Requirements:
Count lines, not occurrences: give the number of lines holding the word "order", and nothing besides.

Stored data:

==*==

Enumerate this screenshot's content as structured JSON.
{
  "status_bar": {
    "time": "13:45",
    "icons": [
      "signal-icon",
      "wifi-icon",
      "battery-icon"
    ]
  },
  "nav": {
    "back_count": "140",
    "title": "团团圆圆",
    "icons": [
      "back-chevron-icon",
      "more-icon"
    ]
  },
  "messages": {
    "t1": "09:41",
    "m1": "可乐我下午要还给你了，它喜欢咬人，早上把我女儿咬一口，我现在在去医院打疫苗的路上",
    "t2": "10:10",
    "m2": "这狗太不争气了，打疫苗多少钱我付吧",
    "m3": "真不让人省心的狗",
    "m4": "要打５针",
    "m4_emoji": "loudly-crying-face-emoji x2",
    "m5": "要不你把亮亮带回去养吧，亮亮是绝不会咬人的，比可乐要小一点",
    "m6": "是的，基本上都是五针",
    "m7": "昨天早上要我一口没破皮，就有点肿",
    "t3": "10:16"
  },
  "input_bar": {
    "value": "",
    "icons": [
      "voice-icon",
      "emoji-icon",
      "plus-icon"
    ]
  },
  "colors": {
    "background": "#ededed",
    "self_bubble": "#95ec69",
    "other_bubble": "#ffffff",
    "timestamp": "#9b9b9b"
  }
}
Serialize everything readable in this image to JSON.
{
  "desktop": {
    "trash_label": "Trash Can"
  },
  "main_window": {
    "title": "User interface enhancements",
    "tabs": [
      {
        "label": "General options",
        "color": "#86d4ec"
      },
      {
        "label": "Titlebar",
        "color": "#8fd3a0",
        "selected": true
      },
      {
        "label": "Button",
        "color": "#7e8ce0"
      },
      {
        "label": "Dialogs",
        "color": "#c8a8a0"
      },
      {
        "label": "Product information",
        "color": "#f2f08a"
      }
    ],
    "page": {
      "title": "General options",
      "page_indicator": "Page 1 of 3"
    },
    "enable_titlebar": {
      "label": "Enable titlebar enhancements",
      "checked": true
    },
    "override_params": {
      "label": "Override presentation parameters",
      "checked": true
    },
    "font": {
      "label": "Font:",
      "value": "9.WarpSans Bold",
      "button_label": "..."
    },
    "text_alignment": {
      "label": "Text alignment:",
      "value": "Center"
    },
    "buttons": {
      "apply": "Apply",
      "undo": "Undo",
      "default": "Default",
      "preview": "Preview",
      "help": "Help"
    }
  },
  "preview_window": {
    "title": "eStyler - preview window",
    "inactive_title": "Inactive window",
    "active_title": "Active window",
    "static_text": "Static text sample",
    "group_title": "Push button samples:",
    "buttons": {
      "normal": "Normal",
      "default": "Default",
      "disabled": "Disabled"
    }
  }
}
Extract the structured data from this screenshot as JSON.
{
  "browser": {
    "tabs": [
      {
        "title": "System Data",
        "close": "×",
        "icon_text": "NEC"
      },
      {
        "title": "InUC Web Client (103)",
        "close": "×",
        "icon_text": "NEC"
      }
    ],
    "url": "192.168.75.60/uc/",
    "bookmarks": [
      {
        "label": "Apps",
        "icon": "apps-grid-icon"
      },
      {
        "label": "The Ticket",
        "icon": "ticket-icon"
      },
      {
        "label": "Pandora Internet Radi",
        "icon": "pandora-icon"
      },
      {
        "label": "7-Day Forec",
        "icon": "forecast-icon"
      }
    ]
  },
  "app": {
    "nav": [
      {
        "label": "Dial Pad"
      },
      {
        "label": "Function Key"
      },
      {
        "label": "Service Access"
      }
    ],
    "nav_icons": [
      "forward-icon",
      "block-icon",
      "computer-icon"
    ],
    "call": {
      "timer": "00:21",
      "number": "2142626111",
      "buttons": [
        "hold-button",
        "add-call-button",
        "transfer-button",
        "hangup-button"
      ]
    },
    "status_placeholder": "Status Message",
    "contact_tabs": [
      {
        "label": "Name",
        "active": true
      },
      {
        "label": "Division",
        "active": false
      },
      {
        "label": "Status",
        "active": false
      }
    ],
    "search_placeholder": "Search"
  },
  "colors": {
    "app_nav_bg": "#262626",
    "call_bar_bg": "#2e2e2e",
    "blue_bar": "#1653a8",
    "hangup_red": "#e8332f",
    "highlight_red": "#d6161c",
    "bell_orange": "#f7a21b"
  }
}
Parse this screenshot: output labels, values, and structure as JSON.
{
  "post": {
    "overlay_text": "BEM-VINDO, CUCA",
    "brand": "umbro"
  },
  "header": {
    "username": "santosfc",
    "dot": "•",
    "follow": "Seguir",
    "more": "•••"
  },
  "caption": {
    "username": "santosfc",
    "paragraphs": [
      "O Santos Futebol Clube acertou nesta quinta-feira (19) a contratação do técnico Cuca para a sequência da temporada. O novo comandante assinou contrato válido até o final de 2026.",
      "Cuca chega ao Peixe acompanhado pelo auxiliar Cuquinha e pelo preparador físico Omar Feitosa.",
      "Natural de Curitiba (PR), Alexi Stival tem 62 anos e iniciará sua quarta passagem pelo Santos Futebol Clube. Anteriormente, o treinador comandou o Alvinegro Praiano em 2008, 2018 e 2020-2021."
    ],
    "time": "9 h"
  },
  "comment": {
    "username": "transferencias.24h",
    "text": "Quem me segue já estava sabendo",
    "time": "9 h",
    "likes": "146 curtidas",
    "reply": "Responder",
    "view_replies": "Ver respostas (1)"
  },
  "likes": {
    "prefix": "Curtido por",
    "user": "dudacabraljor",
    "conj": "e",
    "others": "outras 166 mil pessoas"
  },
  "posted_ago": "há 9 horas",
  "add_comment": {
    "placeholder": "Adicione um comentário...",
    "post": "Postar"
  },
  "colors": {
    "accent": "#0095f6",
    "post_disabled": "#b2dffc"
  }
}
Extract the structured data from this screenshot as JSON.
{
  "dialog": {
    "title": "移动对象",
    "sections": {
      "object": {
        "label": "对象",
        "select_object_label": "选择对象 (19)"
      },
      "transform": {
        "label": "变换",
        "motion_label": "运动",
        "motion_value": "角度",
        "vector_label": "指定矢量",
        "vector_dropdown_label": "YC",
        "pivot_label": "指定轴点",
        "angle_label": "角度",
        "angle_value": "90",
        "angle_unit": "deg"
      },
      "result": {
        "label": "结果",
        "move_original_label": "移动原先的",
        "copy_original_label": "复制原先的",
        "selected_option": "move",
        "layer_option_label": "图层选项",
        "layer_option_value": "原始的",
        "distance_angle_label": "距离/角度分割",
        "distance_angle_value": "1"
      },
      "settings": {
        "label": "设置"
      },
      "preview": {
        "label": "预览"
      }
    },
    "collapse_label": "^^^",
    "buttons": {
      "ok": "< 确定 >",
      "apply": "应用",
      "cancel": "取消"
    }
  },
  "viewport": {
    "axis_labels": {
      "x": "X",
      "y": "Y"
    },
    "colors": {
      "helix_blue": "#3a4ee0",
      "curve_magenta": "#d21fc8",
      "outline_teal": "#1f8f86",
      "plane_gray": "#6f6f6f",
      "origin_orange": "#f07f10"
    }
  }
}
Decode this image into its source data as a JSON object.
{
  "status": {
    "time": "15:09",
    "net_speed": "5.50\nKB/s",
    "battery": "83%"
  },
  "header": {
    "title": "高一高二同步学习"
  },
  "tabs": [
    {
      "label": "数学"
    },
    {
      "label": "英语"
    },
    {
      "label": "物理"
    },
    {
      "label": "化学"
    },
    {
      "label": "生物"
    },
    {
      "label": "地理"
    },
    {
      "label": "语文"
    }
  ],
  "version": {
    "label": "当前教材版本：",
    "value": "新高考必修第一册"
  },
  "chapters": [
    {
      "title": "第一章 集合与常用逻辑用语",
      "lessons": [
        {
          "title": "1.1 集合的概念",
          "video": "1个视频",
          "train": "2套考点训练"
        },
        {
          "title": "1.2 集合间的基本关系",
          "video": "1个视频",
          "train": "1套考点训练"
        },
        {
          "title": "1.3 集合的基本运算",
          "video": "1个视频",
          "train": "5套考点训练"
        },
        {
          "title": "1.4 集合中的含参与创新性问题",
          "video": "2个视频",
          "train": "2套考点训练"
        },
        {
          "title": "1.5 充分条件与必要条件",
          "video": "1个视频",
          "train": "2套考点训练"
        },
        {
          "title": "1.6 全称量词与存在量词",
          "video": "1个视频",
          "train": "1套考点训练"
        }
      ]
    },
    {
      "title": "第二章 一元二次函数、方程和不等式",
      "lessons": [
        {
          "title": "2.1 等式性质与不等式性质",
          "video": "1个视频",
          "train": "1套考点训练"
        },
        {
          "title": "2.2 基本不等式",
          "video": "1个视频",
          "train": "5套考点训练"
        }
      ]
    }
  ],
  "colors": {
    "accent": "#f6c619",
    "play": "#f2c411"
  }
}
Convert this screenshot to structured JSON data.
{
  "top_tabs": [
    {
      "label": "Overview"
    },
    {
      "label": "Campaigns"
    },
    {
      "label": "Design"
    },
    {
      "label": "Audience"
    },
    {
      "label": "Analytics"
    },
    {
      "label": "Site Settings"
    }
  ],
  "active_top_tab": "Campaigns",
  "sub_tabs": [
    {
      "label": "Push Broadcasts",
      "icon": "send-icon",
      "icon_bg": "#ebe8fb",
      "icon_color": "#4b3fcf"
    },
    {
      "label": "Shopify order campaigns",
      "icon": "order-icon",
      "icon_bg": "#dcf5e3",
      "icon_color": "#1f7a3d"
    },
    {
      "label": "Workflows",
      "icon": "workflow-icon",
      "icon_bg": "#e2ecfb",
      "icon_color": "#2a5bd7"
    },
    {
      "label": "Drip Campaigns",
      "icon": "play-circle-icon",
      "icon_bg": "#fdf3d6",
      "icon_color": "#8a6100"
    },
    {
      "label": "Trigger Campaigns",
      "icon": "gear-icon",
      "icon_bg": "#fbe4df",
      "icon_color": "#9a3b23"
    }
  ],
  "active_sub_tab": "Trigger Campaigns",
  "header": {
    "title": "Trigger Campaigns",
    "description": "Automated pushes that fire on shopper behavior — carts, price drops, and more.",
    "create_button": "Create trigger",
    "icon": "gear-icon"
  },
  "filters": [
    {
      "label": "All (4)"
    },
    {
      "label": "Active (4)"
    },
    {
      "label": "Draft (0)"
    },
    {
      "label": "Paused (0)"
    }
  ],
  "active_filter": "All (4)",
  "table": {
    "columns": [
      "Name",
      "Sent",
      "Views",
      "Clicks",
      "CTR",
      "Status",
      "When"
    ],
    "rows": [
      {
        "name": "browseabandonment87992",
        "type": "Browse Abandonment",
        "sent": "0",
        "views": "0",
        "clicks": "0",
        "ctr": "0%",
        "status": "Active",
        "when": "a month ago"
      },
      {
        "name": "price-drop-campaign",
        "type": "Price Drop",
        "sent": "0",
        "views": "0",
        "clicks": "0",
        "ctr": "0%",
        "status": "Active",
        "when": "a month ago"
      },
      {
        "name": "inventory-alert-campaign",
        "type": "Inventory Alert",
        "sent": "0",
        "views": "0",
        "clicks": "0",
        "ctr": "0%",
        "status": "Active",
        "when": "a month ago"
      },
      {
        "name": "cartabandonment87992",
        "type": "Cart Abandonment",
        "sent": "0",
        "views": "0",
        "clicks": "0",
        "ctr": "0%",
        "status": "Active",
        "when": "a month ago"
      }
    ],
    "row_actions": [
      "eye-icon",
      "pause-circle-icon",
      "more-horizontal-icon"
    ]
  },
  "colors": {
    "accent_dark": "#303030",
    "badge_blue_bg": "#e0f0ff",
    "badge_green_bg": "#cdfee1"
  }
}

==*==

Solution to this task:
2